» **WORK TO COMPLETE**
Copy out the following material line for line, without changing anything.

» **ENTRIES**
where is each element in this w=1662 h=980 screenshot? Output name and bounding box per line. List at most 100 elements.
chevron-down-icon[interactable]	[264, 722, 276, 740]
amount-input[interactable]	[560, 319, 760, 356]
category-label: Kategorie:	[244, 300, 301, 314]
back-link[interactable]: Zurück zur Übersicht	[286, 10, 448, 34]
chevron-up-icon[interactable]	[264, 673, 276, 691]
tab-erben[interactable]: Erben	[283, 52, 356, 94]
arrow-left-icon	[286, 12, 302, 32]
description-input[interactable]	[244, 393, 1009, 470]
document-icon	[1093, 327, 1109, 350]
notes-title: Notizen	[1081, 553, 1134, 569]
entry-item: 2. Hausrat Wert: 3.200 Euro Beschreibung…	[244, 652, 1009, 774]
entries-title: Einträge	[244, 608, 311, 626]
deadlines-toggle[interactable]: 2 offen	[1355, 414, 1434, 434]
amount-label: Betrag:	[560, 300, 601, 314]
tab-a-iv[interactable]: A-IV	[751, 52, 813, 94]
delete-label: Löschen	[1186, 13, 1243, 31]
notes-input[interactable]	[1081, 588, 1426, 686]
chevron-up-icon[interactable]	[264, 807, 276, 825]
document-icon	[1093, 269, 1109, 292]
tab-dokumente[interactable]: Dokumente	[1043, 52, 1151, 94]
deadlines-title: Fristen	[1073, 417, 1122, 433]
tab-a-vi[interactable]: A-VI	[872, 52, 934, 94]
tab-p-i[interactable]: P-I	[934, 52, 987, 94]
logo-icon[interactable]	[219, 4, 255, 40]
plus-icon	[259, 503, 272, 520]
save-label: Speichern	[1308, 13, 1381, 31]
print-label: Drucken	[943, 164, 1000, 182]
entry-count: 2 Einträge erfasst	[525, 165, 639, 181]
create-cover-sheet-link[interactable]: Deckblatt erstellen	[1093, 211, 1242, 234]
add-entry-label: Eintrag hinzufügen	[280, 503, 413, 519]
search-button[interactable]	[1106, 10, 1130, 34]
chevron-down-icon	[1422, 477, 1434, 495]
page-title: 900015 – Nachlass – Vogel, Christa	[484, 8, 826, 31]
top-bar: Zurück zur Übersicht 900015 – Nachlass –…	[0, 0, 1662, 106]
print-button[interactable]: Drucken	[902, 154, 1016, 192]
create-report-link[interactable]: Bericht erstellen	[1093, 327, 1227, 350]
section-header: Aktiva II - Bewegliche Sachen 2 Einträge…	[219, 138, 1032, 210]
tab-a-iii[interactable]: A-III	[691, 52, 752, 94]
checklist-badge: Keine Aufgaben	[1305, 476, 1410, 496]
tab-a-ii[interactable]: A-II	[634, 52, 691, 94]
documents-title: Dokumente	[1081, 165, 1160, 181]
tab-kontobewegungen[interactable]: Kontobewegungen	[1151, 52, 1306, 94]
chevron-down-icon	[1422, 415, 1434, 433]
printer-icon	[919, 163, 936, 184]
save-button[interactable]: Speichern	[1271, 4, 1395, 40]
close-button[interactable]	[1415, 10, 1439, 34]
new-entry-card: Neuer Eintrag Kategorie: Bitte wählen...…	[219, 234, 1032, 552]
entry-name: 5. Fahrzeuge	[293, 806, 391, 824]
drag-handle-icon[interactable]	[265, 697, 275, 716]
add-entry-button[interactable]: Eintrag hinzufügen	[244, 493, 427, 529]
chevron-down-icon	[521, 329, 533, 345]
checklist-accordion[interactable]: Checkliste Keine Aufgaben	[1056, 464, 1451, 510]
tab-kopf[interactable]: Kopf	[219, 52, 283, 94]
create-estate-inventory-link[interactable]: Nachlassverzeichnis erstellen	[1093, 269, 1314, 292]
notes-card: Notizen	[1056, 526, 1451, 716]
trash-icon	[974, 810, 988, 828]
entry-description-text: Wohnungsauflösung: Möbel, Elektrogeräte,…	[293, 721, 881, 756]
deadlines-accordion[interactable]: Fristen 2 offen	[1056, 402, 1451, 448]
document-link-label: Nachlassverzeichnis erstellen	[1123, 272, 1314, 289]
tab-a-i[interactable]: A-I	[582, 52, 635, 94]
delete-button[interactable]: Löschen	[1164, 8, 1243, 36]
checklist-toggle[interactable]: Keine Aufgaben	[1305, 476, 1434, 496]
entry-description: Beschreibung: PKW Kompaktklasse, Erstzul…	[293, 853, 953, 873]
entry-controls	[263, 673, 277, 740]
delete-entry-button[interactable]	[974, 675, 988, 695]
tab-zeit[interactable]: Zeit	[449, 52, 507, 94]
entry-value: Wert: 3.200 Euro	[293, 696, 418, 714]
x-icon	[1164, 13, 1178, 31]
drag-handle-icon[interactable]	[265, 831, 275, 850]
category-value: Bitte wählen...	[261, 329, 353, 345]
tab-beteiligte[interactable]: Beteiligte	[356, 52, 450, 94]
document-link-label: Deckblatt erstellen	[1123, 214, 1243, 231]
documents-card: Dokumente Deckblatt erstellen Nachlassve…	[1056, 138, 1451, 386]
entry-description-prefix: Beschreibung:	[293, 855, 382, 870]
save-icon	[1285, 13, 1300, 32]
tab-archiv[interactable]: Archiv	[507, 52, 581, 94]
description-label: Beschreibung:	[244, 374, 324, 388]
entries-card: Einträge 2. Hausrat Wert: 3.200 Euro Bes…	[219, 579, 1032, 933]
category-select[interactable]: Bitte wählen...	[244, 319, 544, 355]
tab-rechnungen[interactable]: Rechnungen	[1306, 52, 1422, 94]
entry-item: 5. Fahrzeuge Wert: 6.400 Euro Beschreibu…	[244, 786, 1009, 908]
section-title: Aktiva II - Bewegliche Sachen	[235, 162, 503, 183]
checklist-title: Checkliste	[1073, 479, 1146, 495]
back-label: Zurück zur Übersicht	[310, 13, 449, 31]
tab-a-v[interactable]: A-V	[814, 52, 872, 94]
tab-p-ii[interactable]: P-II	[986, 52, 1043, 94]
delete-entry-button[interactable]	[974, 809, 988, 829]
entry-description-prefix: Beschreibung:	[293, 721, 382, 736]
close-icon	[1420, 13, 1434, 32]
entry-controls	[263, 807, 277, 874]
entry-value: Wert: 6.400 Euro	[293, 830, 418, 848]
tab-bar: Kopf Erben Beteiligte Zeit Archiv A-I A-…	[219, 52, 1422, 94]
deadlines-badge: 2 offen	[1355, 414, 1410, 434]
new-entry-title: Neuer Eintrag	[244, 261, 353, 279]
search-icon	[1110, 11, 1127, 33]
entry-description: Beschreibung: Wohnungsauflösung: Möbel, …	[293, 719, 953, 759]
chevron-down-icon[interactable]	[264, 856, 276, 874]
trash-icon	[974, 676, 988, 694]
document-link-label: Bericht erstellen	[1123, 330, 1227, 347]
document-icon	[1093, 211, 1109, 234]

» **RESULT OF THE EXERCISE**
where is each element in this w=1662 h=980 screenshot? Output name and bounding box per line. List at most 100 elements.
chevron-down-icon[interactable]	[264, 722, 276, 740]
amount-input[interactable]	[560, 319, 760, 356]
category-label: Kategorie:	[244, 300, 301, 314]
back-link[interactable]: Zurück zur Übersicht	[286, 10, 448, 34]
chevron-up-icon[interactable]	[264, 673, 276, 691]
tab-erben[interactable]: Erben	[283, 52, 356, 94]
arrow-left-icon	[286, 12, 302, 32]
description-input[interactable]	[244, 393, 1009, 470]
document-icon	[1093, 327, 1109, 350]
notes-title: Notizen	[1081, 553, 1134, 569]
entry-item: 2. Hausrat Wert: 3.200 Euro Beschreibung…	[244, 652, 1009, 774]
entries-title: Einträge	[244, 608, 311, 626]
deadlines-toggle[interactable]: 2 offen	[1355, 414, 1434, 434]
amount-label: Betrag:	[560, 300, 601, 314]
tab-a-iv[interactable]: A-IV	[751, 52, 813, 94]
delete-label: Löschen	[1186, 13, 1243, 31]
notes-input[interactable]	[1081, 588, 1426, 686]
chevron-up-icon[interactable]	[264, 807, 276, 825]
document-icon	[1093, 269, 1109, 292]
tab-dokumente[interactable]: Dokumente	[1043, 52, 1151, 94]
deadlines-title: Fristen	[1073, 417, 1122, 433]
tab-a-vi[interactable]: A-VI	[872, 52, 934, 94]
tab-p-i[interactable]: P-I	[934, 52, 987, 94]
logo-icon[interactable]	[219, 4, 255, 40]
plus-icon	[259, 503, 272, 520]
save-label: Speichern	[1308, 13, 1381, 31]
print-label: Drucken	[943, 164, 1000, 182]
entry-count: 2 Einträge erfasst	[525, 165, 639, 181]
create-cover-sheet-link[interactable]: Deckblatt erstellen	[1093, 211, 1242, 234]
add-entry-label: Eintrag hinzufügen	[280, 503, 413, 519]
search-button[interactable]	[1106, 10, 1130, 34]
chevron-down-icon	[1422, 477, 1434, 495]
page-title: 900015 – Nachlass – Vogel, Christa	[484, 8, 826, 31]
top-bar: Zurück zur Übersicht 900015 – Nachlass –…	[0, 0, 1662, 106]
print-button[interactable]: Drucken	[902, 154, 1016, 192]
create-report-link[interactable]: Bericht erstellen	[1093, 327, 1227, 350]
section-header: Aktiva II - Bewegliche Sachen 2 Einträge…	[219, 138, 1032, 210]
tab-a-iii[interactable]: A-III	[691, 52, 752, 94]
checklist-badge: Keine Aufgaben	[1305, 476, 1410, 496]
tab-a-ii[interactable]: A-II	[634, 52, 691, 94]
documents-title: Dokumente	[1081, 165, 1160, 181]
tab-kontobewegungen[interactable]: Kontobewegungen	[1151, 52, 1306, 94]
chevron-down-icon	[1422, 415, 1434, 433]
printer-icon	[919, 163, 936, 184]
save-button[interactable]: Speichern	[1271, 4, 1395, 40]
close-button[interactable]	[1415, 10, 1439, 34]
new-entry-card: Neuer Eintrag Kategorie: Bitte wählen...…	[219, 234, 1032, 552]
entry-name: 5. Fahrzeuge	[293, 806, 391, 824]
drag-handle-icon[interactable]	[265, 697, 275, 716]
add-entry-button[interactable]: Eintrag hinzufügen	[244, 493, 427, 529]
chevron-down-icon	[521, 329, 533, 345]
checklist-accordion[interactable]: Checkliste Keine Aufgaben	[1056, 464, 1451, 510]
tab-kopf[interactable]: Kopf	[219, 52, 283, 94]
create-estate-inventory-link[interactable]: Nachlassverzeichnis erstellen	[1093, 269, 1314, 292]
notes-card: Notizen	[1056, 526, 1451, 716]
trash-icon	[974, 810, 988, 828]
entry-description-text: Wohnungsauflösung: Möbel, Elektrogeräte,…	[293, 721, 881, 756]
deadlines-accordion[interactable]: Fristen 2 offen	[1056, 402, 1451, 448]
document-link-label: Nachlassverzeichnis erstellen	[1123, 272, 1314, 289]
tab-a-i[interactable]: A-I	[582, 52, 635, 94]
delete-button[interactable]: Löschen	[1164, 8, 1243, 36]
checklist-toggle[interactable]: Keine Aufgaben	[1305, 476, 1434, 496]
entry-description: Beschreibung: PKW Kompaktklasse, Erstzul…	[293, 853, 953, 873]
entry-controls	[263, 673, 277, 740]
delete-entry-button[interactable]	[974, 675, 988, 695]
tab-zeit[interactable]: Zeit	[449, 52, 507, 94]
entry-value: Wert: 3.200 Euro	[293, 696, 418, 714]
x-icon	[1164, 13, 1178, 31]
drag-handle-icon[interactable]	[265, 831, 275, 850]
category-value: Bitte wählen...	[261, 329, 353, 345]
tab-beteiligte[interactable]: Beteiligte	[356, 52, 450, 94]
document-link-label: Deckblatt erstellen	[1123, 214, 1243, 231]
documents-card: Dokumente Deckblatt erstellen Nachlassve…	[1056, 138, 1451, 386]
entry-description-prefix: Beschreibung:	[293, 855, 382, 870]
save-icon	[1285, 13, 1300, 32]
tab-archiv[interactable]: Archiv	[507, 52, 581, 94]
description-label: Beschreibung:	[244, 374, 324, 388]
entries-card: Einträge 2. Hausrat Wert: 3.200 Euro Bes…	[219, 579, 1032, 933]
category-select[interactable]: Bitte wählen...	[244, 319, 544, 355]
tab-rechnungen[interactable]: Rechnungen	[1306, 52, 1422, 94]
entry-item: 5. Fahrzeuge Wert: 6.400 Euro Beschreibu…	[244, 786, 1009, 908]
section-title: Aktiva II - Bewegliche Sachen	[235, 162, 503, 183]
checklist-title: Checkliste	[1073, 479, 1146, 495]
back-label: Zurück zur Übersicht	[310, 13, 449, 31]
tab-a-v[interactable]: A-V	[814, 52, 872, 94]
tab-p-ii[interactable]: P-II	[986, 52, 1043, 94]
delete-entry-button[interactable]	[974, 809, 988, 829]
entry-description-prefix: Beschreibung:	[293, 721, 382, 736]
close-icon	[1420, 13, 1434, 32]
entry-controls	[263, 807, 277, 874]
entry-value: Wert: 6.400 Euro	[293, 830, 418, 848]
tab-bar: Kopf Erben Beteiligte Zeit Archiv A-I A-…	[219, 52, 1422, 94]
deadlines-badge: 2 offen	[1355, 414, 1410, 434]
new-entry-title: Neuer Eintrag	[244, 261, 353, 279]
search-icon	[1110, 11, 1127, 33]
entry-description: Beschreibung: Wohnungsauflösung: Möbel, …	[293, 719, 953, 759]
chevron-down-icon[interactable]	[264, 856, 276, 874]
trash-icon	[974, 676, 988, 694]
document-link-label: Bericht erstellen	[1123, 330, 1227, 347]
document-icon	[1093, 211, 1109, 234]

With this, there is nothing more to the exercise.